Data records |

>> begin

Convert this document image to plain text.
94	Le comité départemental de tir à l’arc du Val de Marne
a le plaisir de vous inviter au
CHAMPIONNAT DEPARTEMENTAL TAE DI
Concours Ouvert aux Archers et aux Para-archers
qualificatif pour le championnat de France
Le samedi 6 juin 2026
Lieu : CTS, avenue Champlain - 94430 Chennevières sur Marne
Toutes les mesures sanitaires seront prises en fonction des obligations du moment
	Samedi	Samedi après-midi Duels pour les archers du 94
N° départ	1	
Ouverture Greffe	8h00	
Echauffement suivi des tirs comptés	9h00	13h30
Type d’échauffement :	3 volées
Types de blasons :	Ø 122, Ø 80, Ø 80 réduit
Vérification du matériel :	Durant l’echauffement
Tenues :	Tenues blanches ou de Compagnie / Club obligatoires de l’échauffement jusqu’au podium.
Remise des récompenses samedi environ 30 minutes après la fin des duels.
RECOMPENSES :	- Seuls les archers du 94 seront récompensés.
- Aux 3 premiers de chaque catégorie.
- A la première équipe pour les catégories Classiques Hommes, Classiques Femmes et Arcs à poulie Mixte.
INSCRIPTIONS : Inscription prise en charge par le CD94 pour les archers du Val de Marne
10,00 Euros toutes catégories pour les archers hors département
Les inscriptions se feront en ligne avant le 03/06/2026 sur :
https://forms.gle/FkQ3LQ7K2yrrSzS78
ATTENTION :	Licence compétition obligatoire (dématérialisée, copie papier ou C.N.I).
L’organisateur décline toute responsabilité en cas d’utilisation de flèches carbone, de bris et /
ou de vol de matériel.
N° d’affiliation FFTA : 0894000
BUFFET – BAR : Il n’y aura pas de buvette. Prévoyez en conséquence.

>> end

Extract all of the data shown above without alteration.

The answer |
Convert this document image to plain text.
94	Le comité départemental de tir à l’arc du Val de Marne
a le plaisir de vous inviter au
CHAMPIONNAT DEPARTEMENTAL TAE DI
Concours Ouvert aux Archers et aux Para-archers
qualificatif pour le championnat de France
Le samedi 6 juin 2026
Lieu : CTS, avenue Champlain - 94430 Chennevières sur Marne
Toutes les mesures sanitaires seront prises en fonction des obligations du moment
	Samedi	Samedi après-midi Duels pour les archers du 94
N° départ	1	
Ouverture Greffe	8h00	
Echauffement suivi des tirs comptés	9h00	13h30
Type d’échauffement :	3 volées
Types de blasons :	Ø 122, Ø 80, Ø 80 réduit
Vérification du matériel :	Durant l’echauffement
Tenues :	Tenues blanches ou de Compagnie / Club obligatoires de l’échauffement jusqu’au podium.
Remise des récompenses samedi environ 30 minutes après la fin des duels.
RECOMPENSES :	- Seuls les archers du 94 seront récompensés.
- Aux 3 premiers de chaque catégorie.
- A la première équipe pour les catégories Classiques Hommes, Classiques Femmes et Arcs à poulie Mixte.
INSCRIPTIONS : Inscription prise en charge par le CD94 pour les archers du Val de Marne
10,00 Euros toutes catégories pour les archers hors département
Les inscriptions se feront en ligne avant le 03/06/2026 sur :
https://forms.gle/FkQ3LQ7K2yrrSzS78
ATTENTION :	Licence compétition obligatoire (dématérialisée, copie papier ou C.N.I).
L’organisateur décline toute responsabilité en cas d’utilisation de flèches carbone, de bris et /
ou de vol de matériel.
N° d’affiliation FFTA : 0894000
BUFFET – BAR : Il n’y aura pas de buvette. Prévoyez en conséquence.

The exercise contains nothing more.